--- START Records shown ---
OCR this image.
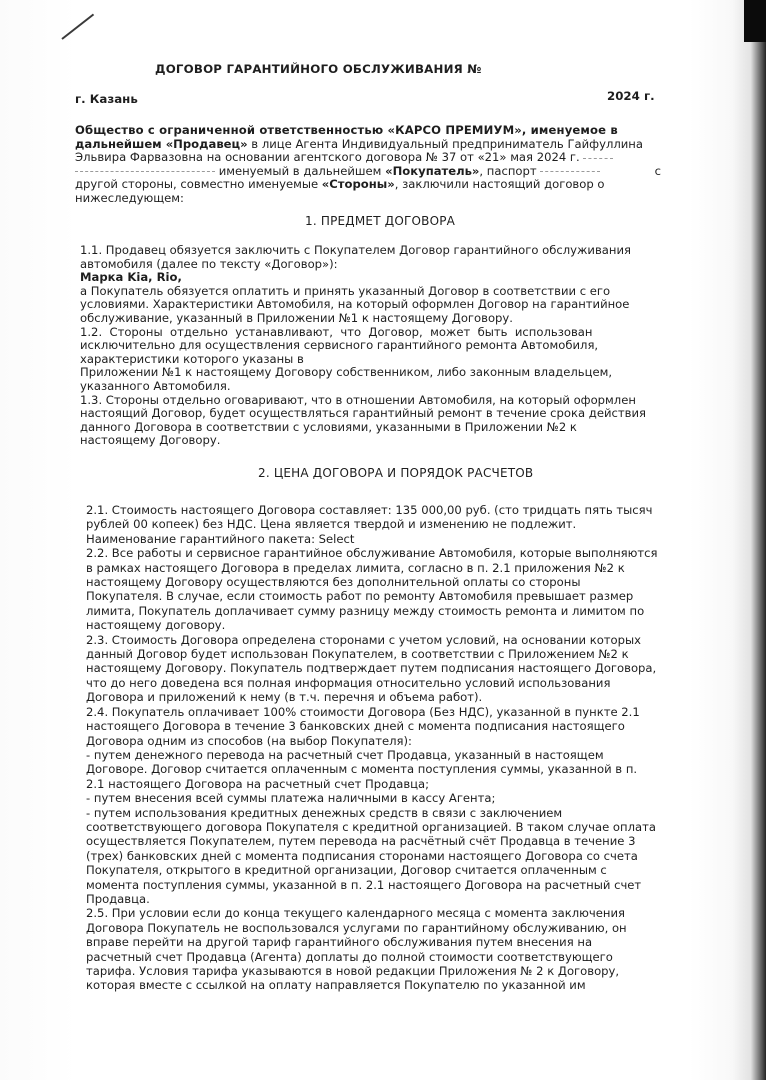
ДОГОВОР ГАРАНТИЙНОГО ОБСЛУЖИВАНИЯ №
г. Казань	2024 г.
Общество с ограниченной ответственностью «КАРСО ПРЕМИУМ», именуемое в
дальнейшем «Продавец» в лице Агента Индивидуальный предприниматель Гайфуллина
Эльвира Фарвазовна на основании агентского договора № 37 от «21» мая 2024 г.
именуемый в дальнейшем «Покупатель», паспорт	с
другой стороны, совместно именуемые «Стороны», заключили настоящий договор о
нижеследующем:
1. ПРЕДМЕТ ДОГОВОРА
1.1. Продавец обязуется заключить с Покупателем Договор гарантийного обслуживания
автомобиля (далее по тексту «Договор»):
Марка Kia, Rio,
а Покупатель обязуется оплатить и принять указанный Договор в соответствии с его
условиями. Характеристики Автомобиля, на который оформлен Договор на гарантийное
обслуживание, указанный в Приложении №1 к настоящему Договору.
1.2.  Стороны  отдельно  устанавливают,  что  Договор,  может  быть  использован
исключительно для осуществления сервисного гарантийного ремонта Автомобиля,
характеристики которого указаны в
Приложении №1 к настоящему Договору собственником, либо законным владельцем,
указанного Автомобиля.
1.3. Стороны отдельно оговаривают, что в отношении Автомобиля, на который оформлен
настоящий Договор, будет осуществляться гарантийный ремонт в течение срока действия
данного Договора в соответствии с условиями, указанными в Приложении №2 к
настоящему Договору.
2. ЦЕНА ДОГОВОРА И ПОРЯДОК РАСЧЕТОВ
2.1. Стоимость настоящего Договора составляет: 135 000,00 руб. (сто тридцать пять тысяч
рублей 00 копеек) без НДС. Цена является твердой и изменению не подлежит.
Наименование гарантийного пакета: Select
2.2. Все работы и сервисное гарантийное обслуживание Автомобиля, которые выполняются
в рамках настоящего Договора в пределах лимита, согласно в п. 2.1 приложения №2 к
настоящему Договору осуществляются без дополнительной оплаты со стороны
Покупателя. В случае, если стоимость работ по ремонту Автомобиля превышает размер
лимита, Покупатель доплачивает сумму разницу между стоимость ремонта и лимитом по
настоящему договору.
2.3. Стоимость Договора определена сторонами с учетом условий, на основании которых
данный Договор будет использован Покупателем, в соответствии с Приложением №2 к
настоящему Договору. Покупатель подтверждает путем подписания настоящего Договора,
что до него доведена вся полная информация относительно условий использования
Договора и приложений к нему (в т.ч. перечня и объема работ).
2.4. Покупатель оплачивает 100% стоимости Договора (Без НДС), указанной в пункте 2.1
настоящего Договора в течение 3 банковских дней с момента подписания настоящего
Договора одним из способов (на выбор Покупателя):
- путем денежного перевода на расчетный счет Продавца, указанный в настоящем
Договоре. Договор считается оплаченным с момента поступления суммы, указанной в п.
2.1 настоящего Договора на расчетный счет Продавца;
- путем внесения всей суммы платежа наличными в кассу Агента;
- путем использования кредитных денежных средств в связи с заключением
соответствующего договора Покупателя с кредитной организацией. В таком случае оплата
осуществляется Покупателем, путем перевода на расчётный счёт Продавца в течение 3
(трех) банковских дней с момента подписания сторонами настоящего Договора со счета
Покупателя, открытого в кредитной организации, Договор считается оплаченным с
момента поступления суммы, указанной в п. 2.1 настоящего Договора на расчетный счет
Продавца.
2.5. При условии если до конца текущего календарного месяца с момента заключения
Договора Покупатель не воспользовался услугами по гарантийному обслуживанию, он
вправе перейти на другой тариф гарантийного обслуживания путем внесения на
расчетный счет Продавца (Агента) доплаты до полной стоимости соответствующего
тарифа. Условия тарифа указываются в новой редакции Приложения № 2 к Договору,
которая вместе с ссылкой на оплату направляется Покупателю по указанной им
--- END Records shown ---
§ Set problem
Report each line in the data that holds the word "настоящий".

§ Exercise solution
другой стороны, совместно именуемые «Стороны», заключили настоящий договор о
настоящий Договор, будет осуществляться гарантийный ремонт в течение срока действия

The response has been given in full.